___ Dataset records ___
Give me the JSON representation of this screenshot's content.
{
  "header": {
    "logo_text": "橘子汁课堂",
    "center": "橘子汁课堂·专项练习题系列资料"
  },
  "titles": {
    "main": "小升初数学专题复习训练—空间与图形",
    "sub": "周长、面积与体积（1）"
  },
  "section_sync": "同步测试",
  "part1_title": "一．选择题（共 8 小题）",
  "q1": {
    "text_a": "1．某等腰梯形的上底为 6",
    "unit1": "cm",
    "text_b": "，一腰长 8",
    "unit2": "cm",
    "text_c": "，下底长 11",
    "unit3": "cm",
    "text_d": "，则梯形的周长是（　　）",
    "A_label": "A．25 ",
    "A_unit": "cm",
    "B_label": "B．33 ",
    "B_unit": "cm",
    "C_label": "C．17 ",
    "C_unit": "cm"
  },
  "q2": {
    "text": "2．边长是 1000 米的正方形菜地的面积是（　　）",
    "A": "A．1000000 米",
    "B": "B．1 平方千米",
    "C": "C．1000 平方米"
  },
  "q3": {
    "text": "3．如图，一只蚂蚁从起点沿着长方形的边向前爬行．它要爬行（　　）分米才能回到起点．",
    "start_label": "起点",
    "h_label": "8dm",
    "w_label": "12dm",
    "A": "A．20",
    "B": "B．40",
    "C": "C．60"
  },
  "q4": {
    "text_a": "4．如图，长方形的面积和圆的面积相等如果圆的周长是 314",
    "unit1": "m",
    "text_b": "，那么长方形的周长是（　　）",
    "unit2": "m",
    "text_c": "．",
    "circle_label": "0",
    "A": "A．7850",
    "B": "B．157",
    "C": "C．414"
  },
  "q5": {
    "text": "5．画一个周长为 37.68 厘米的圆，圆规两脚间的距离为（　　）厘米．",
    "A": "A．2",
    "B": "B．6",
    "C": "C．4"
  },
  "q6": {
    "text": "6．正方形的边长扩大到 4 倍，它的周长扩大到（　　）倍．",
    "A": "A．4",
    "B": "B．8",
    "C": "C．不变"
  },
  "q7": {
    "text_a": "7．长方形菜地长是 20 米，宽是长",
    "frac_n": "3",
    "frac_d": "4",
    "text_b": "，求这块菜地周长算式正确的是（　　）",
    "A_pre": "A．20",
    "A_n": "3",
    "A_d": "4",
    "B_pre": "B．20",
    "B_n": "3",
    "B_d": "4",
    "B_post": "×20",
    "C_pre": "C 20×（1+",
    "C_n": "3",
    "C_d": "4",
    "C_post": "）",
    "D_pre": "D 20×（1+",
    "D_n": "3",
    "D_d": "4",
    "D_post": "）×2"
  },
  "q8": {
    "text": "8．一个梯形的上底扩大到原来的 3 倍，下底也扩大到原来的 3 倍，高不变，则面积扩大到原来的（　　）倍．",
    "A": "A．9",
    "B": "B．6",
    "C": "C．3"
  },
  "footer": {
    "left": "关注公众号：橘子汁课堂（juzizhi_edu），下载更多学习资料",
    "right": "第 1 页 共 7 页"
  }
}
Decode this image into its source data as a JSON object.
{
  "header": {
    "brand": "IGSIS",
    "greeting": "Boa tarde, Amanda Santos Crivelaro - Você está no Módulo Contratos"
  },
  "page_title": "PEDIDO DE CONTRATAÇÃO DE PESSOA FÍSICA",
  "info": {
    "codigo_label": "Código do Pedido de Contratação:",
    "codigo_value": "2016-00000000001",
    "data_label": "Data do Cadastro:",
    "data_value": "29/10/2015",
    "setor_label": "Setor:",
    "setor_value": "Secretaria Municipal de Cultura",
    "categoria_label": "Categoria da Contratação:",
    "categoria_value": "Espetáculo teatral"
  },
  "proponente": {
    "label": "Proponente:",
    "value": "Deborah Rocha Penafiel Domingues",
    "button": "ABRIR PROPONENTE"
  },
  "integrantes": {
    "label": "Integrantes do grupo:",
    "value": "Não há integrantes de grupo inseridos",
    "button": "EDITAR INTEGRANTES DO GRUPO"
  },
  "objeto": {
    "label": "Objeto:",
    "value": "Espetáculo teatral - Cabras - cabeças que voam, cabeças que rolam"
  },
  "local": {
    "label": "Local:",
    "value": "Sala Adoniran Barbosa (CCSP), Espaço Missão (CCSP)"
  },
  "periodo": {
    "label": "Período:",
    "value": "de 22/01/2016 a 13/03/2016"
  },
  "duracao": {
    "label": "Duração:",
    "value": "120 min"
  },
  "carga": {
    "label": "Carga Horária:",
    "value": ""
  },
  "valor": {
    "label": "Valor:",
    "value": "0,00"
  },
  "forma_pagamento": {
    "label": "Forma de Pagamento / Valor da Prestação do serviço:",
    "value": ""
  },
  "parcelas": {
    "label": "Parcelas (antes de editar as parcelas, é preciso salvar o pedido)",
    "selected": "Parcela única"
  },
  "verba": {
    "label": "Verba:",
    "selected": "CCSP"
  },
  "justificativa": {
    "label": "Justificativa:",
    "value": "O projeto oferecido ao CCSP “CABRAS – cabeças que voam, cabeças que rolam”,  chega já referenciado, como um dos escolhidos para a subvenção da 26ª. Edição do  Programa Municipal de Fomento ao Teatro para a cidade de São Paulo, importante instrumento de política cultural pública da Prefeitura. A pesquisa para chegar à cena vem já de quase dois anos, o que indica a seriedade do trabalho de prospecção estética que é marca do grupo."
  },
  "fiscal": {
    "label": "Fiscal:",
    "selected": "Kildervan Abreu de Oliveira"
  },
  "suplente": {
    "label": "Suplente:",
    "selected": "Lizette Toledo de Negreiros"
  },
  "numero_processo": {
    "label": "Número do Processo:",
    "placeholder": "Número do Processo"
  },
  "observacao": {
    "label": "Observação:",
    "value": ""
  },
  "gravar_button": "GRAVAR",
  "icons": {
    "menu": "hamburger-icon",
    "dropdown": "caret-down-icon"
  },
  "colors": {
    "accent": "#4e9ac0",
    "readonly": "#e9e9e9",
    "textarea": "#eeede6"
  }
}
___
• [Task objective]: Locate each line with the word "JSON" and copy it.

• [Exercise response]:
Give me the JSON representation of this screenshot's content.
Decode this image into its source data as a JSON object.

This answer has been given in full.